Items from a data source:
___
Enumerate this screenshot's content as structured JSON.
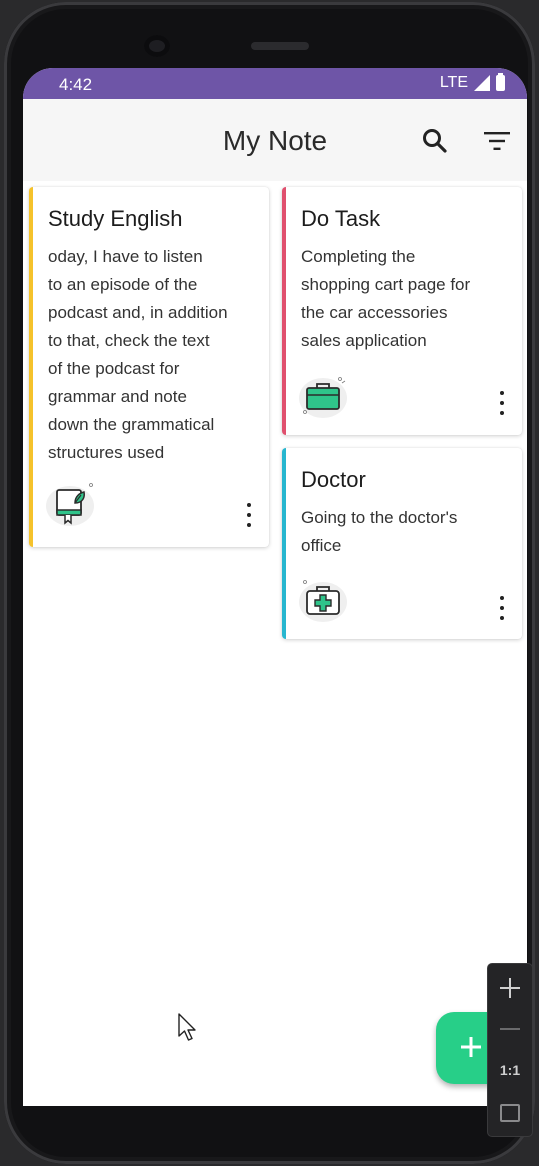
{
  "status_bar": {
    "time": "4:42",
    "network": "LTE"
  },
  "app_bar": {
    "title": "My Note"
  },
  "notes": [
    {
      "title": "Study English",
      "body": [
        "oday, I have to listen",
        "to an episode of the",
        "podcast and, in addition",
        "to that, check the text",
        "of the podcast for",
        "grammar and note",
        "down the grammatical",
        "structures used"
      ],
      "icon": "book-leaf-icon",
      "stripe_color": "#f5c22b"
    },
    {
      "title": "Do Task",
      "body": [
        "Completing the",
        "shopping cart page for",
        "the car accessories",
        "sales application"
      ],
      "icon": "briefcase-icon",
      "stripe_color": "#e0506e"
    },
    {
      "title": "Doctor",
      "body": [
        "Going to the doctor's",
        "office"
      ],
      "icon": "medical-kit-icon",
      "stripe_color": "#27b6cf"
    }
  ],
  "zoom_controls": {
    "reset_label": "1:1"
  },
  "colors": {
    "status_bar": "#6e55a7",
    "fab": "#27cf88",
    "icon_green": "#2fc48a"
  }
}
___
Problem description: Return the listing above unchanged, apart from dropping its pictures.

Reply:
Enumerate this screenshot's content as structured JSON.
{
  "status_bar": {
    "time": "4:42",
    "network": "LTE"
  },
  "app_bar": {
    "title": "My Note"
  },
  "notes": [
    {
      "title": "Study English",
      "body": [
        "oday, I have to listen",
        "to an episode of the",
        "podcast and, in addition",
        "to that, check the text",
        "of the podcast for",
        "grammar and note",
        "down the grammatical",
        "structures used"
      ],
      "icon": "book-leaf-icon",
      "stripe_color": "#f5c22b"
    },
    {
      "title": "Do Task",
      "body": [
        "Completing the",
        "shopping cart page for",
        "the car accessories",
        "sales application"
      ],
      "icon": "briefcase-icon",
      "stripe_color": "#e0506e"
    },
    {
      "title": "Doctor",
      "body": [
        "Going to the doctor's",
        "office"
      ],
      "icon": "medical-kit-icon",
      "stripe_color": "#27b6cf"
    }
  ],
  "zoom_controls": {
    "reset_label": "1:1"
  },
  "colors": {
    "status_bar": "#6e55a7",
    "fab": "#27cf88",
    "icon_green": "#2fc48a"
  }
}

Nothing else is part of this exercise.